### Records provided
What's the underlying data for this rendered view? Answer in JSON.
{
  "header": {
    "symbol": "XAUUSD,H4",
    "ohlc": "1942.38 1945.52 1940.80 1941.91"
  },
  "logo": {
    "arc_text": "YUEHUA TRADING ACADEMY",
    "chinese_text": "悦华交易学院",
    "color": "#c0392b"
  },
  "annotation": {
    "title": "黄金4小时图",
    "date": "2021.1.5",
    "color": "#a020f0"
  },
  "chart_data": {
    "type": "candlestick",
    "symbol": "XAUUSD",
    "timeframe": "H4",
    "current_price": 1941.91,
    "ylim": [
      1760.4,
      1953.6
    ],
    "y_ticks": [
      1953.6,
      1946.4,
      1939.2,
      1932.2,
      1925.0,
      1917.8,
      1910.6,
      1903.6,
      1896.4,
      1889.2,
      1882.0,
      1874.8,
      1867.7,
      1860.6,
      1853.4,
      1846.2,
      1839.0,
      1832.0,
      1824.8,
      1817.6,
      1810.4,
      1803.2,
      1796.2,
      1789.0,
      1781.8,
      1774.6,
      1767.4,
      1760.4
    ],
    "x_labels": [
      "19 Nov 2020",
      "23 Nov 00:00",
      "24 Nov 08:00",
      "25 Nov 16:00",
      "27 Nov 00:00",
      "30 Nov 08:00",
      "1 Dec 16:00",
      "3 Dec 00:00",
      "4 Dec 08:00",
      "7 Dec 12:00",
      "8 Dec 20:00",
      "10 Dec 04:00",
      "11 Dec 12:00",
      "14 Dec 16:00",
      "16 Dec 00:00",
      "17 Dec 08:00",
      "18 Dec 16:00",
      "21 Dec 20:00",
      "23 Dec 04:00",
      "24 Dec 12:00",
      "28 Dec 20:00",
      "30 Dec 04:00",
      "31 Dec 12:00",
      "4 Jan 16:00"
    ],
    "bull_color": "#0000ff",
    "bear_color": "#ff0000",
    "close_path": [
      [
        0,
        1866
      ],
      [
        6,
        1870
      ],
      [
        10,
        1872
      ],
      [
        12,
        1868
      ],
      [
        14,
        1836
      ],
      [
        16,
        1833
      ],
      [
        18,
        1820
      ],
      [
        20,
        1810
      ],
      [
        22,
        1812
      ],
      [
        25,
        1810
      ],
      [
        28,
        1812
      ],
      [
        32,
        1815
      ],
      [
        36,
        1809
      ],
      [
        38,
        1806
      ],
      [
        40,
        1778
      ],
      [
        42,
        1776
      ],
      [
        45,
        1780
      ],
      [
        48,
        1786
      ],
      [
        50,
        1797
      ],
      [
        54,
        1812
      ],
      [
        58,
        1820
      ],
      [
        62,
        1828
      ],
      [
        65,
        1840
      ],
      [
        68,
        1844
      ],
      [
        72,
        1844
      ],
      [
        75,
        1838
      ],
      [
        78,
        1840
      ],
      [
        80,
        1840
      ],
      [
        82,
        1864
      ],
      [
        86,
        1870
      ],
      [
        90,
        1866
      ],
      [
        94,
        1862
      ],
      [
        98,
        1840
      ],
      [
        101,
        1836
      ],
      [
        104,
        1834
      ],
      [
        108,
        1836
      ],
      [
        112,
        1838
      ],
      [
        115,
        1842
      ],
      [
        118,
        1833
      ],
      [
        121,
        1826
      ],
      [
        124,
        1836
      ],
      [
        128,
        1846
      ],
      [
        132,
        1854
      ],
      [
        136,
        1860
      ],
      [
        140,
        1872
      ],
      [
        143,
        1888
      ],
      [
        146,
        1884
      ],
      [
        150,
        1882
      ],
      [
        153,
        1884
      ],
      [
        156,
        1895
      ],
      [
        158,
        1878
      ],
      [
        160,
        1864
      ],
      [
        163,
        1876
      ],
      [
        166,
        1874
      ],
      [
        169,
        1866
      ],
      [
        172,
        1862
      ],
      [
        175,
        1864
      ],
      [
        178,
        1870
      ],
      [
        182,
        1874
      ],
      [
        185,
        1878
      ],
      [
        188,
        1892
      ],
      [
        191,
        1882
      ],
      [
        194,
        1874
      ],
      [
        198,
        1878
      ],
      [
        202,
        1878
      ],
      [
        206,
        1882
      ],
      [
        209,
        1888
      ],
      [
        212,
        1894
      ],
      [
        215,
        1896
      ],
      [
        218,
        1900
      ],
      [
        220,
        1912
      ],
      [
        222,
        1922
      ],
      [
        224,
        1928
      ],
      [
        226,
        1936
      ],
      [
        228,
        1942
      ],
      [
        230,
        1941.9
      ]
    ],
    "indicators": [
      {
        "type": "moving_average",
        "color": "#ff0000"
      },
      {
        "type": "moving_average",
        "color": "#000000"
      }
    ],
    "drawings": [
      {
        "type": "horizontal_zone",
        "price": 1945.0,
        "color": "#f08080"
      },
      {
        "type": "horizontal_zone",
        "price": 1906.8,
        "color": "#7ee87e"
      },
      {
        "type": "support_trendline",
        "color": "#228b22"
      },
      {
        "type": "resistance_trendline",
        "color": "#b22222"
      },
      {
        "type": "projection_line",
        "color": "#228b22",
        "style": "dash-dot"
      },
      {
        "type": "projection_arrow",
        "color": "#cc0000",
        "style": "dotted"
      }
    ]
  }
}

### Directive
Read the data above. Pull out each line in which the string "type" appears.

### Response to the task
    "type": "candlestick",
        "type": "moving_average",
        "type": "moving_average",
        "type": "horizontal_zone",
        "type": "horizontal_zone",
        "type": "support_trendline",
        "type": "resistance_trendline",
        "type": "projection_line",
        "type": "projection_arrow",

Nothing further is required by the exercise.